▶ **TASK INPUTS**:
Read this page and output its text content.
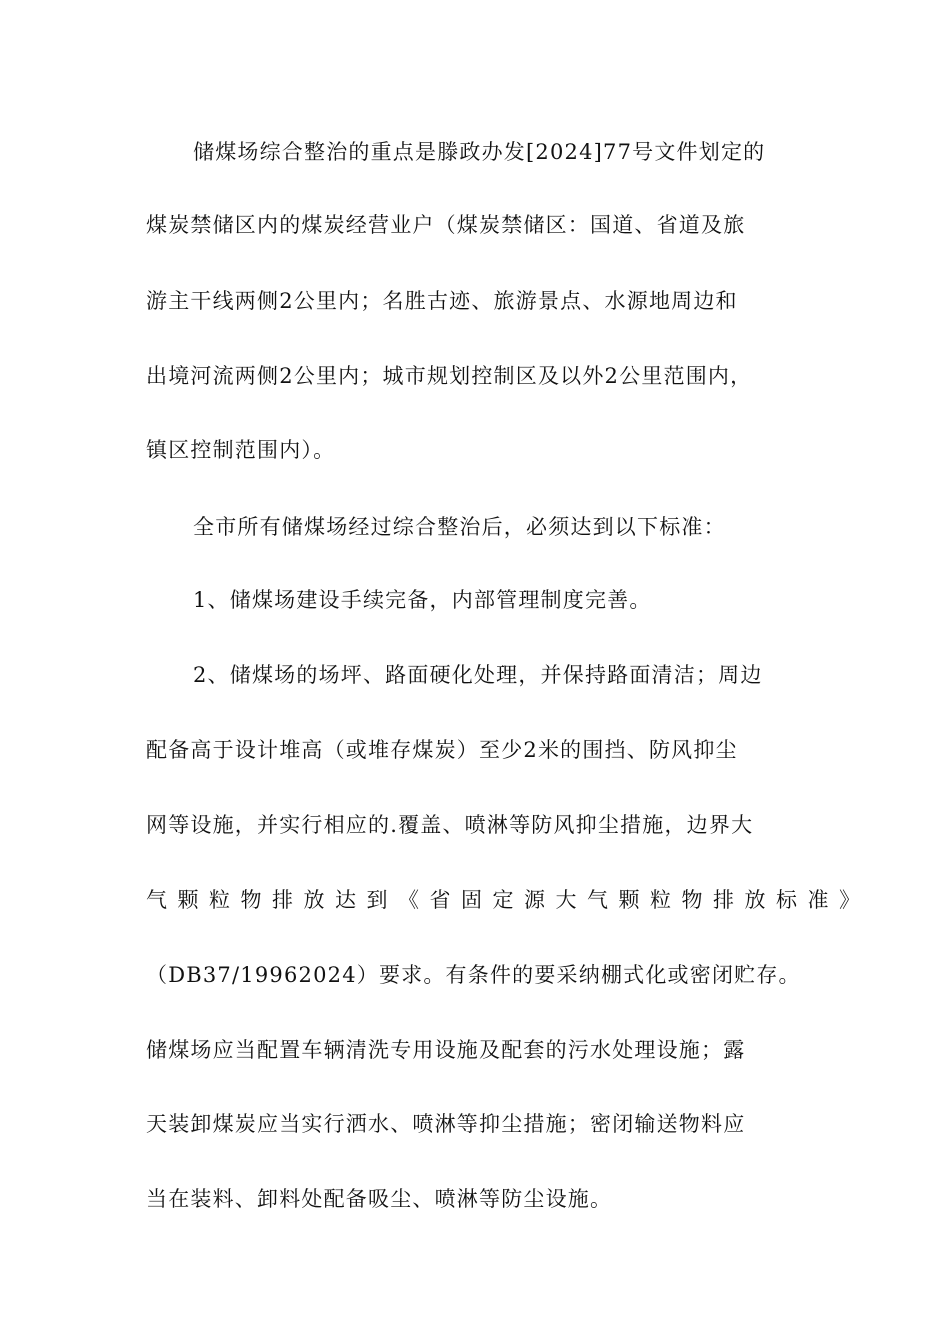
储煤场综合整治的重点是滕政办发[2024]77号文件划定的
煤炭禁储区内的煤炭经营业户（煤炭禁储区：国道、省道及旅
游主干线两侧2公里内；名胜古迹、旅游景点、水源地周边和
出境河流两侧2公里内；城市规划控制区及以外2公里范围内，
镇区控制范围内）。
全市所有储煤场经过综合整治后，必须达到以下标准：
1、储煤场建设手续完备，内部管理制度完善。
2、储煤场的场坪、路面硬化处理，并保持路面清洁；周边
配备高于设计堆高（或堆存煤炭）至少2米的围挡、防风抑尘
网等设施，并实行相应的.覆盖、喷淋等防风抑尘措施，边界大
气颗粒物排放达到《省固定源大气颗粒物排放标准》
（DB37/19962024）要求。有条件的要采纳棚式化或密闭贮存。
储煤场应当配置车辆清洗专用设施及配套的污水处理设施；露
天装卸煤炭应当实行洒水、喷淋等抑尘措施；密闭输送物料应
当在装料、卸料处配备吸尘、喷淋等防尘设施。
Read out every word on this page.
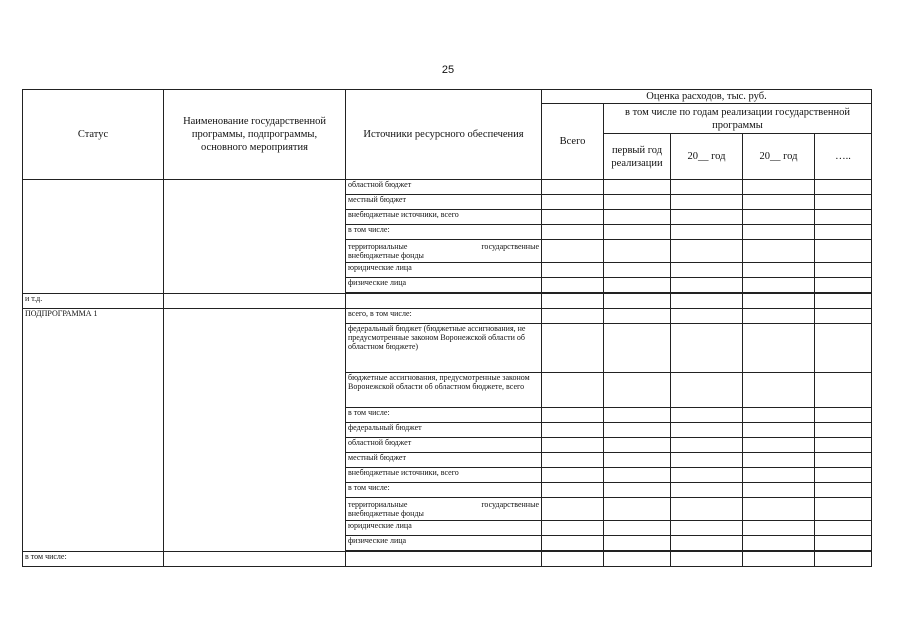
25
Статус	Наименование государственной программы, подпрограммы, основного мероприятия	Источники ресурсного обеспечения	Оценка расходов, тыс. руб.				
			Всего	в том числе по годам реализации государственной программы			
				первый год реализации	20__ год	20__ год	…..
		областной бюджет					
		местный бюджет					
		внебюджетные источники, всего					
		в том числе:					

		территориальные государственные
внебюджетные фонды					

		юридические лица					
		физические лица					

и т.д.							
ПОДПРОГРАММА 1		всего, в том числе:					
		федеральный бюджет (бюджетные ассигнования, не предусмотренные законом Воронежской области об областном бюджете)					
		бюджетные ассигнования, предусмотренные законом Воронежской области об областном бюджете, всего					
		в том числе:					
		федеральный бюджет					
		областной бюджет					
		местный бюджет					
		внебюджетные источники, всего					
		в том числе:					

		территориальные государственные
внебюджетные фонды					

		юридические лица					
		физические лица					

в том числе:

▶ **WORK TO DO**: Only lines with the word "области" are wanted, so copy each one from the records.

▶ **ANSWER TO THE PROBLEM**:
		федеральный бюджет (бюджетные ассигнования, не предусмотренные законом Воронежской области об областном бюджете)					
		бюджетные ассигнования, предусмотренные законом Воронежской области об областном бюджете, всего					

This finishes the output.